* Data records
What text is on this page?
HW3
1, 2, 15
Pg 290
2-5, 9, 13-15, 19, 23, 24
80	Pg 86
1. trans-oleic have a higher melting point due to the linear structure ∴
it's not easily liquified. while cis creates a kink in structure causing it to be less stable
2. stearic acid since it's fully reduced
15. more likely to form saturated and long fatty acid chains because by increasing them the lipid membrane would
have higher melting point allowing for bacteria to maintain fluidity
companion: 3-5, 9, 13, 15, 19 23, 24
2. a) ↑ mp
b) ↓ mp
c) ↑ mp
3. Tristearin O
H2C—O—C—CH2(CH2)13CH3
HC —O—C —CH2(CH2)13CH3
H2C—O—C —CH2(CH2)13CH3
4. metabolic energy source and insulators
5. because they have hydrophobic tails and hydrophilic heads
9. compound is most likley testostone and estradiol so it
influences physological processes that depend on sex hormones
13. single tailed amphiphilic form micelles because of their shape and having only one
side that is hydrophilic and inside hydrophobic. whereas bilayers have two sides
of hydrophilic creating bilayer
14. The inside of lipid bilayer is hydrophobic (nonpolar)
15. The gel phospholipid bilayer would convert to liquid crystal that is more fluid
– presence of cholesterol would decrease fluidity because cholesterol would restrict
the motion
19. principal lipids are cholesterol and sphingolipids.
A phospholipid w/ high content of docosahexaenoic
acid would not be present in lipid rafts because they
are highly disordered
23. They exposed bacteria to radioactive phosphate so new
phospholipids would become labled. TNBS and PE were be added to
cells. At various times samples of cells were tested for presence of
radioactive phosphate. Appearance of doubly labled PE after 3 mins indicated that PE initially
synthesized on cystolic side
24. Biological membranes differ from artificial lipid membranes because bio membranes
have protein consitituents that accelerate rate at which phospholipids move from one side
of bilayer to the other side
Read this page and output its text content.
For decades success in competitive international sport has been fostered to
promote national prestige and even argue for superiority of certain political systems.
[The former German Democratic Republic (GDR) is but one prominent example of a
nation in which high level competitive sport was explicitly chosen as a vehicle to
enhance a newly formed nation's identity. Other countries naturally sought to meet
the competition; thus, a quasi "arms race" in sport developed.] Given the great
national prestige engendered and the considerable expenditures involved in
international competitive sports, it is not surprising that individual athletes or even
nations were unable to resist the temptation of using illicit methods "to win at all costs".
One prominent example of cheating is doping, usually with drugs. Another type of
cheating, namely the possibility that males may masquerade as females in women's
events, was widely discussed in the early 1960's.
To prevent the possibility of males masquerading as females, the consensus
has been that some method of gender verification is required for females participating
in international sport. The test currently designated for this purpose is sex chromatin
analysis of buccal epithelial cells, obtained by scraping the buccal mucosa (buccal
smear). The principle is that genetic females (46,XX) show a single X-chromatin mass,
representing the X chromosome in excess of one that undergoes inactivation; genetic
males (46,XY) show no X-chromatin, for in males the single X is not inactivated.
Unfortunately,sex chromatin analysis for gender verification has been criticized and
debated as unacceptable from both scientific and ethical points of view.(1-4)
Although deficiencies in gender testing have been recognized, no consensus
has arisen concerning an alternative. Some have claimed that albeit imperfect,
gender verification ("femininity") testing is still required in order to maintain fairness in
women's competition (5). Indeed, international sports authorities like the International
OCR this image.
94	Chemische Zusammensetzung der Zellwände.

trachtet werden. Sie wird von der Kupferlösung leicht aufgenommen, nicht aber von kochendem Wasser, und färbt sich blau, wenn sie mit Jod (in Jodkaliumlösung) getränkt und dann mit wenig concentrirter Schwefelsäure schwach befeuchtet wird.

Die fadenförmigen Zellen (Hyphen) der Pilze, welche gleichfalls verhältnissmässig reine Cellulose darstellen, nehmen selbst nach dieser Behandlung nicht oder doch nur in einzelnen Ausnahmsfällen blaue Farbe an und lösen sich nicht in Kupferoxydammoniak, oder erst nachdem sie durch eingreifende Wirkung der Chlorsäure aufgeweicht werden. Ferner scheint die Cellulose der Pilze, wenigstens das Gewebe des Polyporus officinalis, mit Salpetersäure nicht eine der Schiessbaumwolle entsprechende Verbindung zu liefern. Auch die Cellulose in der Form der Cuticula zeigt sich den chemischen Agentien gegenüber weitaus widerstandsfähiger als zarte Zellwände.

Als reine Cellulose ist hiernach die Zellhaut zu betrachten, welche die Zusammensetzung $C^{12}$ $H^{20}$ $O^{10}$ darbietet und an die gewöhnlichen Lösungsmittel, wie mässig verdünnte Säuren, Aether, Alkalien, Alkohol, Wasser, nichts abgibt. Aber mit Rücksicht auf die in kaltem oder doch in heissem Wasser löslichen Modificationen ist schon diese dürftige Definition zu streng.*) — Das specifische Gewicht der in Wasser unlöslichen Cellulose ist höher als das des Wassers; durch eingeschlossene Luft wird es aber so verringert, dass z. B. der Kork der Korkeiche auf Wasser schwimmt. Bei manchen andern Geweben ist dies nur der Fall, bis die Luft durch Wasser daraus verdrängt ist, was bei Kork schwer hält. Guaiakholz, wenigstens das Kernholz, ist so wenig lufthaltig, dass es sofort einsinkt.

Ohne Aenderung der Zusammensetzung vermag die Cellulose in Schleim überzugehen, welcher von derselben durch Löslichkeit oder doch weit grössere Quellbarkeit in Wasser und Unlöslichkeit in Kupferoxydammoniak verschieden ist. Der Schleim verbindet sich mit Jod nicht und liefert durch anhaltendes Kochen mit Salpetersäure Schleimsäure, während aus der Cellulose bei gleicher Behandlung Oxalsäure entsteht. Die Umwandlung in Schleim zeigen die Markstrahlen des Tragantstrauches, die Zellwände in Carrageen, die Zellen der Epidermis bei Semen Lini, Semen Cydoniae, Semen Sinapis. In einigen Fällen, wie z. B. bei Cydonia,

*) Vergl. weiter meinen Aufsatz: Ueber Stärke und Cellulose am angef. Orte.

* Activity
Everything in the records must be returned exactly.

* Task answer
What text is on this page?
HW3
1, 2, 15
Pg 290
2-5, 9, 13-15, 19, 23, 24
80	Pg 86
1. trans-oleic have a higher melting point due to the linear structure ∴
it's not easily liquified. while cis creates a kink in structure causing it to be less stable
2. stearic acid since it's fully reduced
15. more likely to form saturated and long fatty acid chains because by increasing them the lipid membrane would
have higher melting point allowing for bacteria to maintain fluidity
companion: 3-5, 9, 13, 15, 19 23, 24
2. a) ↑ mp
b) ↓ mp
c) ↑ mp
3. Tristearin O
H2C—O—C—CH2(CH2)13CH3
HC —O—C —CH2(CH2)13CH3
H2C—O—C —CH2(CH2)13CH3
4. metabolic energy source and insulators
5. because they have hydrophobic tails and hydrophilic heads
9. compound is most likley testostone and estradiol so it
influences physological processes that depend on sex hormones
13. single tailed amphiphilic form micelles because of their shape and having only one
side that is hydrophilic and inside hydrophobic. whereas bilayers have two sides
of hydrophilic creating bilayer
14. The inside of lipid bilayer is hydrophobic (nonpolar)
15. The gel phospholipid bilayer would convert to liquid crystal that is more fluid
– presence of cholesterol would decrease fluidity because cholesterol would restrict
the motion
19. principal lipids are cholesterol and sphingolipids.
A phospholipid w/ high content of docosahexaenoic
acid would not be present in lipid rafts because they
are highly disordered
23. They exposed bacteria to radioactive phosphate so new
phospholipids would become labled. TNBS and PE were be added to
cells. At various times samples of cells were tested for presence of
radioactive phosphate. Appearance of doubly labled PE after 3 mins indicated that PE initially
synthesized on cystolic side
24. Biological membranes differ from artificial lipid membranes because bio membranes
have protein consitituents that accelerate rate at which phospholipids move from one side
of bilayer to the other side
Read this page and output its text content.
For decades success in competitive international sport has been fostered to
promote national prestige and even argue for superiority of certain political systems.
[The former German Democratic Republic (GDR) is but one prominent example of a
nation in which high level competitive sport was explicitly chosen as a vehicle to
enhance a newly formed nation's identity. Other countries naturally sought to meet
the competition; thus, a quasi "arms race" in sport developed.] Given the great
national prestige engendered and the considerable expenditures involved in
international competitive sports, it is not surprising that individual athletes or even
nations were unable to resist the temptation of using illicit methods "to win at all costs".
One prominent example of cheating is doping, usually with drugs. Another type of
cheating, namely the possibility that males may masquerade as females in women's
events, was widely discussed in the early 1960's.
To prevent the possibility of males masquerading as females, the consensus
has been that some method of gender verification is required for females participating
in international sport. The test currently designated for this purpose is sex chromatin
analysis of buccal epithelial cells, obtained by scraping the buccal mucosa (buccal
smear). The principle is that genetic females (46,XX) show a single X-chromatin mass,
representing the X chromosome in excess of one that undergoes inactivation; genetic
males (46,XY) show no X-chromatin, for in males the single X is not inactivated.
Unfortunately,sex chromatin analysis for gender verification has been criticized and
debated as unacceptable from both scientific and ethical points of view.(1-4)
Although deficiencies in gender testing have been recognized, no consensus
has arisen concerning an alternative. Some have claimed that albeit imperfect,
gender verification ("femininity") testing is still required in order to maintain fairness in
women's competition (5). Indeed, international sports authorities like the International
OCR this image.
94	Chemische Zusammensetzung der Zellwände.

trachtet werden. Sie wird von der Kupferlösung leicht aufgenommen, nicht aber von kochendem Wasser, und färbt sich blau, wenn sie mit Jod (in Jodkaliumlösung) getränkt und dann mit wenig concentrirter Schwefelsäure schwach befeuchtet wird.

Die fadenförmigen Zellen (Hyphen) der Pilze, welche gleichfalls verhältnissmässig reine Cellulose darstellen, nehmen selbst nach dieser Behandlung nicht oder doch nur in einzelnen Ausnahmsfällen blaue Farbe an und lösen sich nicht in Kupferoxydammoniak, oder erst nachdem sie durch eingreifende Wirkung der Chlorsäure aufgeweicht werden. Ferner scheint die Cellulose der Pilze, wenigstens das Gewebe des Polyporus officinalis, mit Salpetersäure nicht eine der Schiessbaumwolle entsprechende Verbindung zu liefern. Auch die Cellulose in der Form der Cuticula zeigt sich den chemischen Agentien gegenüber weitaus widerstandsfähiger als zarte Zellwände.

Als reine Cellulose ist hiernach die Zellhaut zu betrachten, welche die Zusammensetzung $C^{12}$ $H^{20}$ $O^{10}$ darbietet und an die gewöhnlichen Lösungsmittel, wie mässig verdünnte Säuren, Aether, Alkalien, Alkohol, Wasser, nichts abgibt. Aber mit Rücksicht auf die in kaltem oder doch in heissem Wasser löslichen Modificationen ist schon diese dürftige Definition zu streng.*) — Das specifische Gewicht der in Wasser unlöslichen Cellulose ist höher als das des Wassers; durch eingeschlossene Luft wird es aber so verringert, dass z. B. der Kork der Korkeiche auf Wasser schwimmt. Bei manchen andern Geweben ist dies nur der Fall, bis die Luft durch Wasser daraus verdrängt ist, was bei Kork schwer hält. Guaiakholz, wenigstens das Kernholz, ist so wenig lufthaltig, dass es sofort einsinkt.

Ohne Aenderung der Zusammensetzung vermag die Cellulose in Schleim überzugehen, welcher von derselben durch Löslichkeit oder doch weit grössere Quellbarkeit in Wasser und Unlöslichkeit in Kupferoxydammoniak verschieden ist. Der Schleim verbindet sich mit Jod nicht und liefert durch anhaltendes Kochen mit Salpetersäure Schleimsäure, während aus der Cellulose bei gleicher Behandlung Oxalsäure entsteht. Die Umwandlung in Schleim zeigen die Markstrahlen des Tragantstrauches, die Zellwände in Carrageen, die Zellen der Epidermis bei Semen Lini, Semen Cydoniae, Semen Sinapis. In einigen Fällen, wie z. B. bei Cydonia,

*) Vergl. weiter meinen Aufsatz: Ueber Stärke und Cellulose am angef. Orte.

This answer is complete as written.